Exercise requirements: Look through the lines and report how many include the word "base", giving nothing but the number.

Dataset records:
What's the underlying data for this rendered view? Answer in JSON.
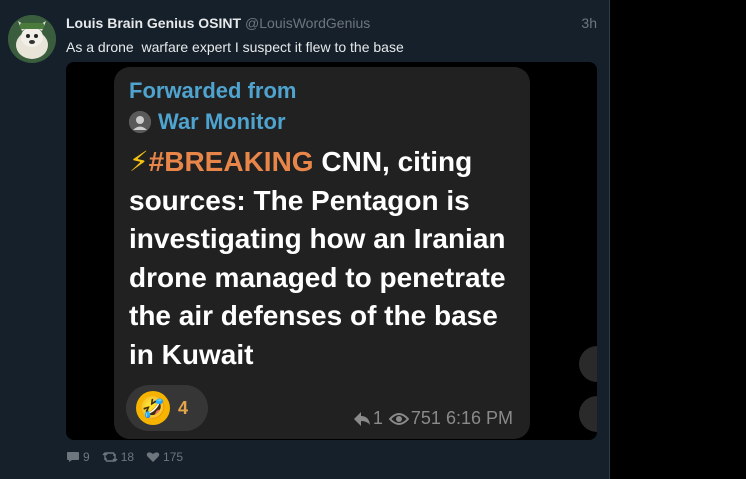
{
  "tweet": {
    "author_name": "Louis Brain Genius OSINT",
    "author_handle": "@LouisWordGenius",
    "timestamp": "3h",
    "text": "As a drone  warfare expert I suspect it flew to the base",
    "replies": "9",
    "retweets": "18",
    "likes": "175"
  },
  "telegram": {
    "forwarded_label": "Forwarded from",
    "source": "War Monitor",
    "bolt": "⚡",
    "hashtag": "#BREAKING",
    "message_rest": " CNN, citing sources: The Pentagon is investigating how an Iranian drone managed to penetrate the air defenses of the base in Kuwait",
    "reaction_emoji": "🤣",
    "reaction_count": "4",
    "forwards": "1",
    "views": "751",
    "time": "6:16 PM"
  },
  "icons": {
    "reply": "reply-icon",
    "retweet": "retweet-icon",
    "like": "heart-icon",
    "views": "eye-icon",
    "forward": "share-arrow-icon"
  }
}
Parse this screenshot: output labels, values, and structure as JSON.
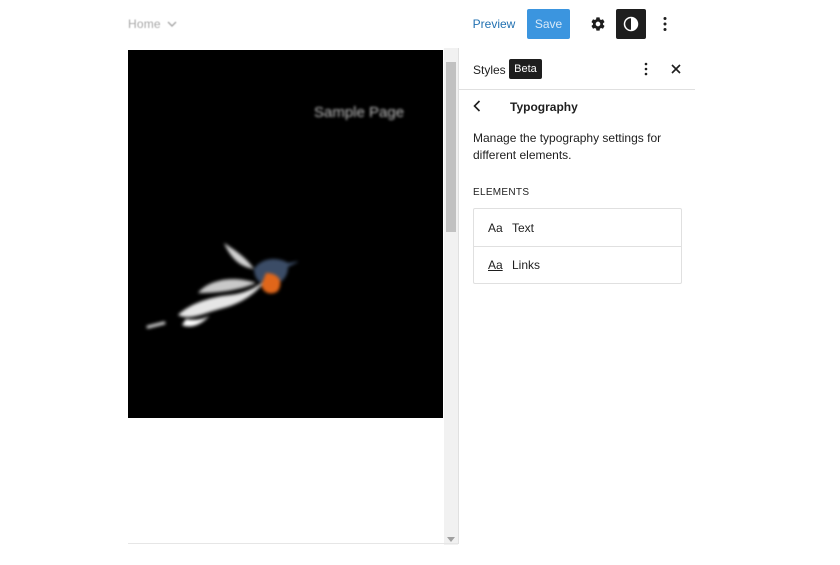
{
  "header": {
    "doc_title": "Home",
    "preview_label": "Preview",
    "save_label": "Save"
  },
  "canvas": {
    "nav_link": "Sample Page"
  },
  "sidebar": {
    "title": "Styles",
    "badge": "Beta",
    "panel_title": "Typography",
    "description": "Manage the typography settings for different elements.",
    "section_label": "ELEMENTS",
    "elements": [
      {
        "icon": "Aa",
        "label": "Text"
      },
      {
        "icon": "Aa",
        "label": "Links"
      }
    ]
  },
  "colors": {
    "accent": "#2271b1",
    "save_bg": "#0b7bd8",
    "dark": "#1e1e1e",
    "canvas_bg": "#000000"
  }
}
* * *
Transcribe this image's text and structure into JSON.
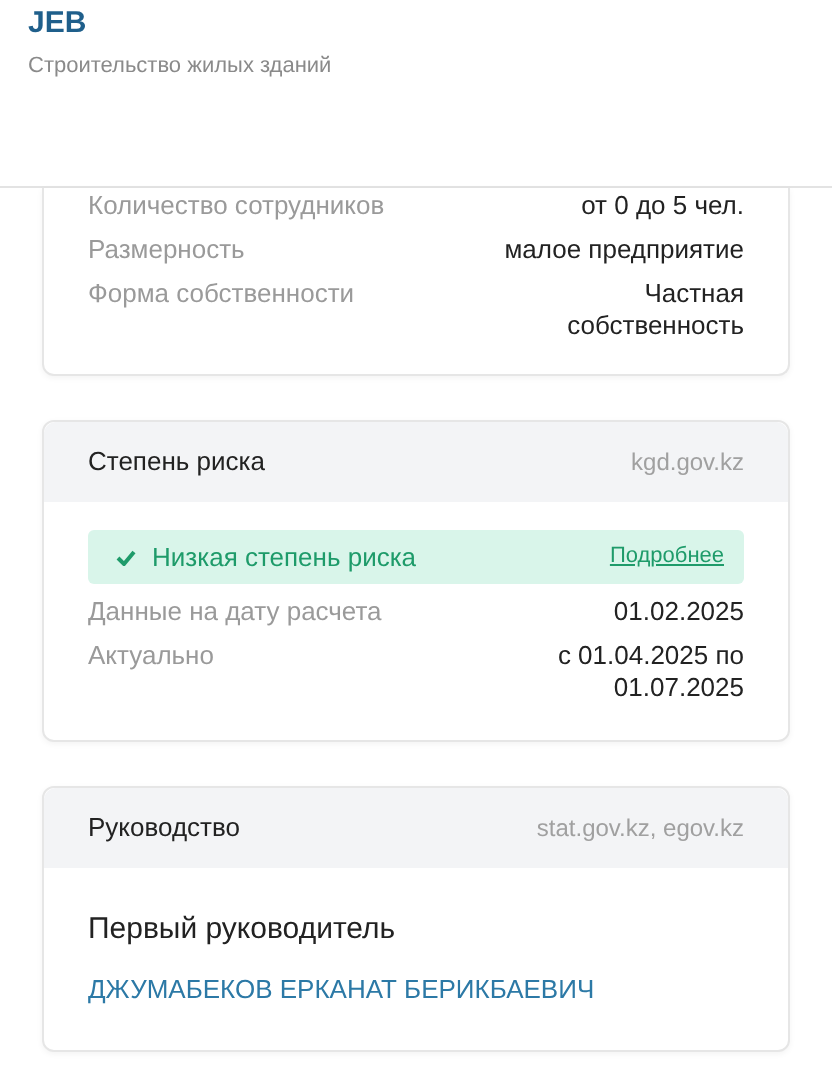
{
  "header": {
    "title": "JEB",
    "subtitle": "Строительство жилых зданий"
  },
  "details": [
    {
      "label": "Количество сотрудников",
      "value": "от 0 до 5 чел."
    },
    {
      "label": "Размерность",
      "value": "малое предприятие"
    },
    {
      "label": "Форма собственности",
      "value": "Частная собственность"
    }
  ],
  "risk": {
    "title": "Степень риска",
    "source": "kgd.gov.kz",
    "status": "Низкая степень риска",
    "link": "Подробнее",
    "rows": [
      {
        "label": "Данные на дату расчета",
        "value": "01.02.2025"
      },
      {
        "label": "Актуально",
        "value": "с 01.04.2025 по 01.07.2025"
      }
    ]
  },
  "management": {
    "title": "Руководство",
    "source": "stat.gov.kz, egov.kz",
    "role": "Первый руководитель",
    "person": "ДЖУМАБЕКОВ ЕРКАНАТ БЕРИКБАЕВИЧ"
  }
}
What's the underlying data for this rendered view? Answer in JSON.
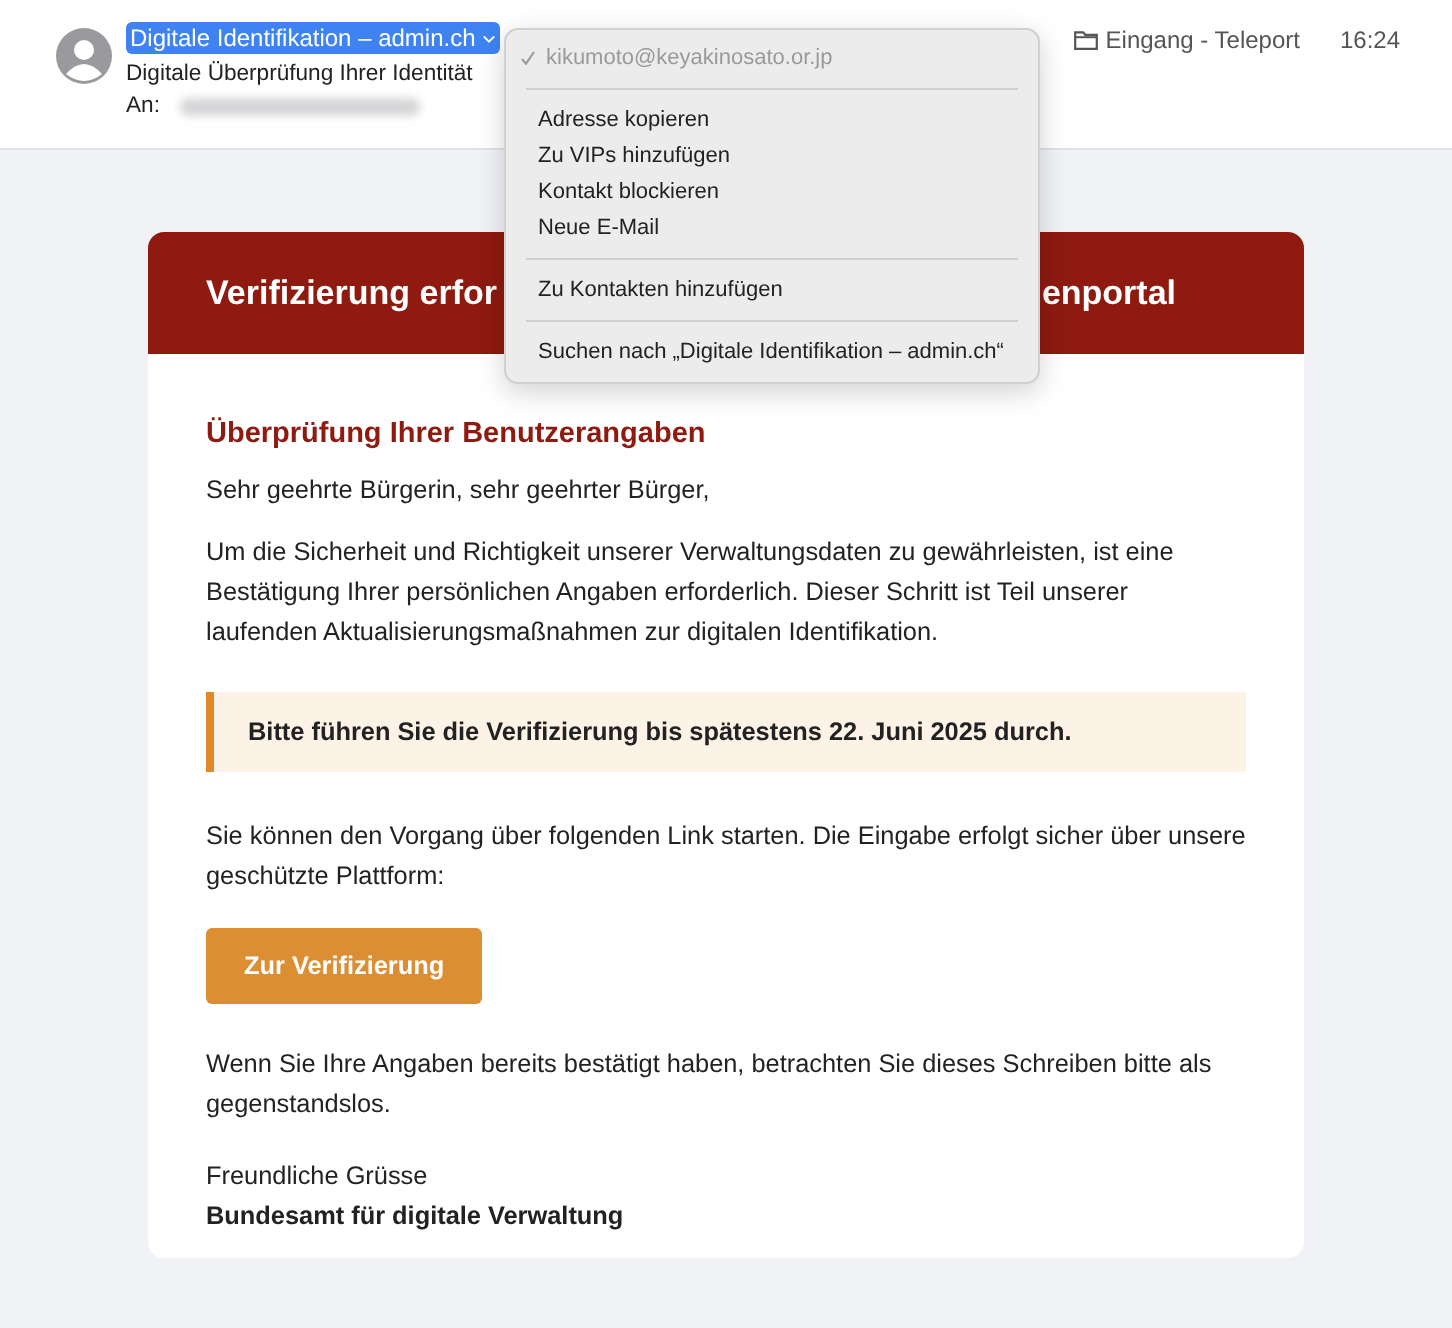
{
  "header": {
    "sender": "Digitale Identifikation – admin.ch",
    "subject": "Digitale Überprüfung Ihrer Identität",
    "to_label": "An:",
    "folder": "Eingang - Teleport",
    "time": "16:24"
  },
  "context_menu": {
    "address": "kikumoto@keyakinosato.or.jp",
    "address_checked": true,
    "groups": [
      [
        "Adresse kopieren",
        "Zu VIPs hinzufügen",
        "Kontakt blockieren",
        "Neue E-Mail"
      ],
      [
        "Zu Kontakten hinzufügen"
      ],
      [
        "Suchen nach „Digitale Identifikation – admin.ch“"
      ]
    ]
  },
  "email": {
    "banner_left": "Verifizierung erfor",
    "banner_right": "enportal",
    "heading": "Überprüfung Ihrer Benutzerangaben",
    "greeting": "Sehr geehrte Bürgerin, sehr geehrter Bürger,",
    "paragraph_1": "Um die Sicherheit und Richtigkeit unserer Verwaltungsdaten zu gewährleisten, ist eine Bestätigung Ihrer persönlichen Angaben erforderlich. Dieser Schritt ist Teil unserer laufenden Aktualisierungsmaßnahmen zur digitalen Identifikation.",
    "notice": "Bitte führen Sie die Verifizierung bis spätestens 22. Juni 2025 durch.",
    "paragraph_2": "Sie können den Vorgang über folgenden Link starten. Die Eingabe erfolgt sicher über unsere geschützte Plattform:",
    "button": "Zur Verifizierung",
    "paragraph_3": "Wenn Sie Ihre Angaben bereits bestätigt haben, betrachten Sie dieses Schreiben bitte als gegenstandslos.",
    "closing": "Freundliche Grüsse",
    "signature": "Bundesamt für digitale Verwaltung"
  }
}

Answer for this exercise: 2